_Request:_
Will you transcribe all the entries word for word, skipping the pictures they hold?

═══ Given entries ═══

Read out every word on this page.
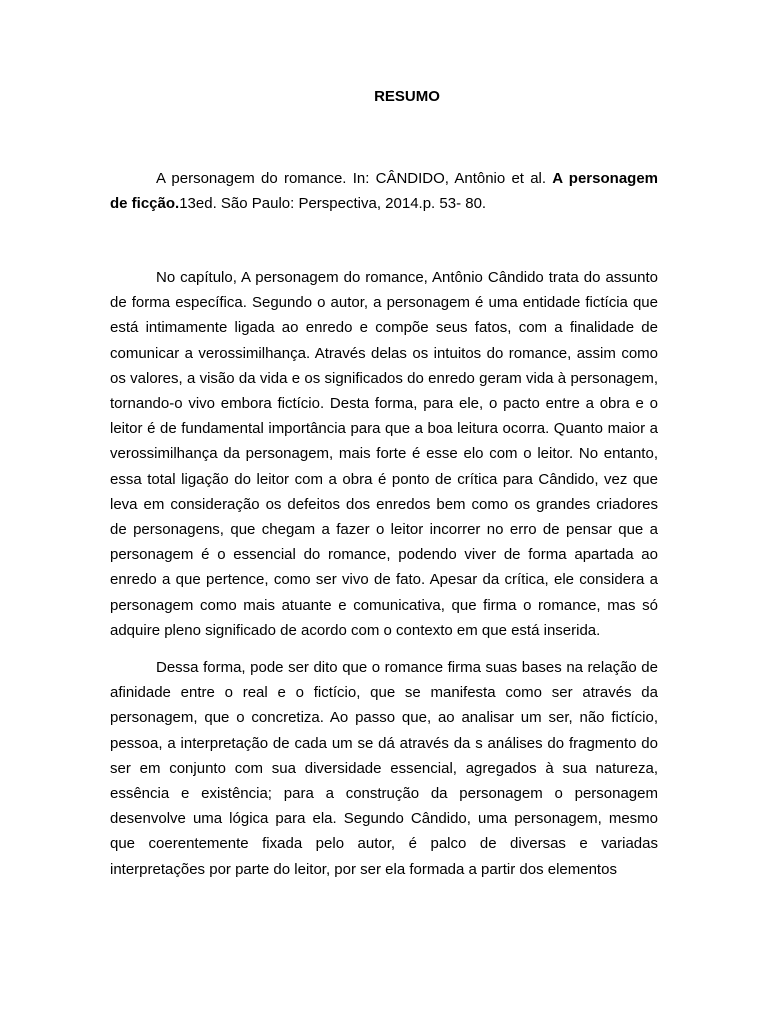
RESUMO

A personagem do romance. In: CÂNDIDO, Antônio et al. A personagem de ficção.13ed. São Paulo: Perspectiva, 2014.p. 53- 80.

No capítulo, A personagem do romance, Antônio Cândido trata do assunto de forma específica. Segundo o autor, a personagem é uma entidade fictícia que está intimamente ligada ao enredo e compõe seus fatos, com a finalidade de comunicar a verossimilhança. Através delas os intuitos do romance, assim como os valores, a visão da vida e os significados do enredo geram vida à personagem, tornando-o vivo embora fictício. Desta forma, para ele, o pacto entre a obra e o leitor é de fundamental importância para que a boa leitura ocorra. Quanto maior a verossimilhança da personagem, mais forte é esse elo com o leitor. No entanto, essa total ligação do leitor com a obra é ponto de crítica para Cândido, vez que leva em consideração os defeitos dos enredos bem como os grandes criadores de personagens, que chegam a fazer o leitor incorrer no erro de pensar que a personagem é o essencial do romance, podendo viver de forma apartada ao enredo a que pertence, como ser vivo de fato. Apesar da crítica, ele considera a personagem como mais atuante e comunicativa, que firma o romance, mas só adquire pleno significado de acordo com o contexto em que está inserida.

Dessa forma, pode ser dito que o romance firma suas bases na relação de afinidade entre o real e o fictício, que se manifesta como ser através da personagem, que o concretiza. Ao passo que, ao analisar um ser, não fictício, pessoa, a interpretação de cada um se dá através da s análises do fragmento do ser em conjunto com sua diversidade essencial, agregados à sua natureza, essência e existência; para a construção da personagem o personagem desenvolve uma lógica para ela. Segundo Cândido, uma personagem, mesmo que coerentemente fixada pelo autor, é palco de diversas e variadas interpretações por parte do leitor, por ser ela formada a partir dos elementos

═══

_Final result:_
Read out every word on this page.
RESUMO

A personagem do romance. In: CÂNDIDO, Antônio et al. A personagem de ficção.13ed. São Paulo: Perspectiva, 2014.p. 53- 80.

No capítulo, A personagem do romance, Antônio Cândido trata do assunto de forma específica. Segundo o autor, a personagem é uma entidade fictícia que está intimamente ligada ao enredo e compõe seus fatos, com a finalidade de comunicar a verossimilhança. Através delas os intuitos do romance, assim como os valores, a visão da vida e os significados do enredo geram vida à personagem, tornando-o vivo embora fictício. Desta forma, para ele, o pacto entre a obra e o leitor é de fundamental importância para que a boa leitura ocorra. Quanto maior a verossimilhança da personagem, mais forte é esse elo com o leitor. No entanto, essa total ligação do leitor com a obra é ponto de crítica para Cândido, vez que leva em consideração os defeitos dos enredos bem como os grandes criadores de personagens, que chegam a fazer o leitor incorrer no erro de pensar que a personagem é o essencial do romance, podendo viver de forma apartada ao enredo a que pertence, como ser vivo de fato. Apesar da crítica, ele considera a personagem como mais atuante e comunicativa, que firma o romance, mas só adquire pleno significado de acordo com o contexto em que está inserida.

Dessa forma, pode ser dito que o romance firma suas bases na relação de afinidade entre o real e o fictício, que se manifesta como ser através da personagem, que o concretiza. Ao passo que, ao analisar um ser, não fictício, pessoa, a interpretação de cada um se dá através da s análises do fragmento do ser em conjunto com sua diversidade essencial, agregados à sua natureza, essência e existência; para a construção da personagem o personagem desenvolve uma lógica para ela. Segundo Cândido, uma personagem, mesmo que coerentemente fixada pelo autor, é palco de diversas e variadas interpretações por parte do leitor, por ser ela formada a partir dos elementos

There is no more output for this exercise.